» Selected passage:
* * * * * * * * *
Of course, I happily offer Marpa under the same terms of free
redistributability that I was offered perl.

There are two restrictions on the grammar, neither of which I believe
will prevent Marpa from handling any grammar of practical use.  First,
the grammar may not be left recursive.  Left recursion makes Marpa
recurse infinitely.  A later version will detect left recursion and
stop the parse with an error.

Second, the input must be divided into sentences of a finite maximum
length.  This restriction is unusual in parsing theory, but is easy to
apply to any grammar of practical interest.  A language where the
parseable entities ran many pages would not be readable or writable by
humans, and even the most obscure computer languages must be divided
into pieces by the human being reading them, otherwise they would not
be comprehensible at all.

With this restriction, Marpa runs very fast.  I have done a C language
prototype of Marpa, and it chomps down large, highly ambiguous
sentences of an English subset rapidly.  The theoretical speed, with
division into sentences of maximum fixed length, is linear, or O(n).
The C code works by pushing pointers onto and off of stacks, and runs
very fast.
* * * * * * * * *
» Dataset section:

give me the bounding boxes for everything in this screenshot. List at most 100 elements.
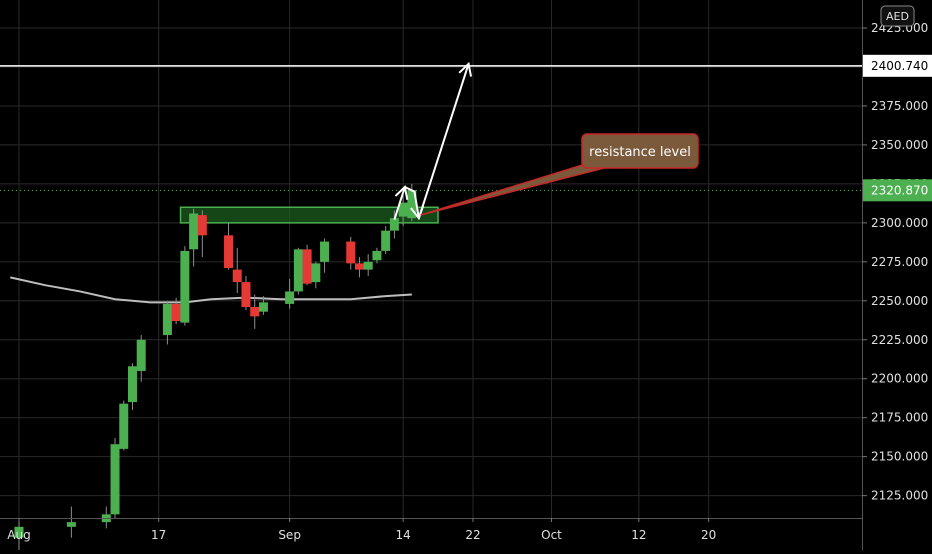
* * * * * * * * *
» Direction: Reproduce verbatim the stretch of the Marpa passage that starts at the words "There are two" and ends after the words "with an error.".

» Written response:
There are two restrictions on the grammar, neither of which I believe
will prevent Marpa from handling any grammar of practical use.  First,
the grammar may not be left recursive.  Left recursion makes Marpa
recurse infinitely.  A later version will detect left recursion and
stop the parse with an error.